Stated exercise: From the listing below, extract each entry exactly as written, minus the images.

┌─ Record set

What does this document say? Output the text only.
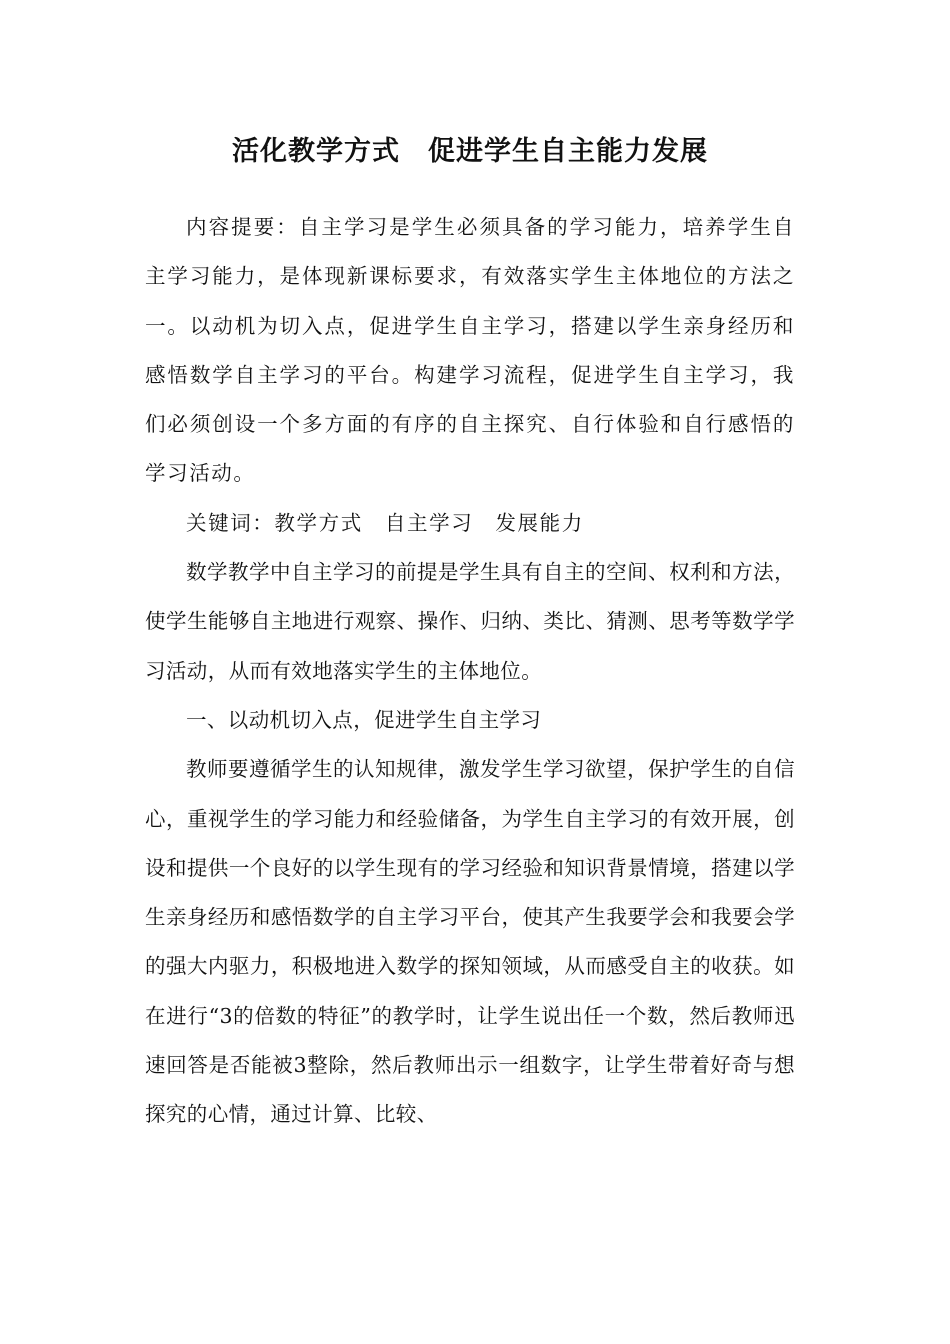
活化教学方式　促进学生自主能力发展

内容提要：自主学习是学生必须具备的学习能力，培养学生自主学习能力，是体现新课标要求，有效落实学生主体地位的方法之一。以动机为切入点，促进学生自主学习，搭建以学生亲身经历和感悟数学自主学习的平台。构建学习流程，促进学生自主学习，我们必须创设一个多方面的有序的自主探究、自行体验和自行感悟的学习活动。

关键词：教学方式　自主学习　发展能力

数学教学中自主学习的前提是学生具有自主的空间、权利和方法，使学生能够自主地进行观察、操作、归纳、类比、猜测、思考等数学学习活动，从而有效地落实学生的主体地位。

一、以动机切入点，促进学生自主学习

教师要遵循学生的认知规律，激发学生学习欲望，保护学生的自信心，重视学生的学习能力和经验储备，为学生自主学习的有效开展，创设和提供一个良好的以学生现有的学习经验和知识背景情境，搭建以学生亲身经历和感悟数学的自主学习平台，使其产生我要学会和我要会学的强大内驱力，积极地进入数学的探知领域，从而感受自主的收获。如在进行“3的倍数的特征”的教学时，让学生说出任一个数，然后教师迅速回答是否能被3整除，然后教师出示一组数字，让学生带着好奇与想探究的心情，通过计算、比较、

└─

Exercise response:
What does this document say? Output the text only.
活化教学方式　促进学生自主能力发展

内容提要：自主学习是学生必须具备的学习能力，培养学生自主学习能力，是体现新课标要求，有效落实学生主体地位的方法之一。以动机为切入点，促进学生自主学习，搭建以学生亲身经历和感悟数学自主学习的平台。构建学习流程，促进学生自主学习，我们必须创设一个多方面的有序的自主探究、自行体验和自行感悟的学习活动。

关键词：教学方式　自主学习　发展能力

数学教学中自主学习的前提是学生具有自主的空间、权利和方法，使学生能够自主地进行观察、操作、归纳、类比、猜测、思考等数学学习活动，从而有效地落实学生的主体地位。

一、以动机切入点，促进学生自主学习

教师要遵循学生的认知规律，激发学生学习欲望，保护学生的自信心，重视学生的学习能力和经验储备，为学生自主学习的有效开展，创设和提供一个良好的以学生现有的学习经验和知识背景情境，搭建以学生亲身经历和感悟数学的自主学习平台，使其产生我要学会和我要会学的强大内驱力，积极地进入数学的探知领域，从而感受自主的收获。如在进行“3的倍数的特征”的教学时，让学生说出任一个数，然后教师迅速回答是否能被3整除，然后教师出示一组数字，让学生带着好奇与想探究的心情，通过计算、比较、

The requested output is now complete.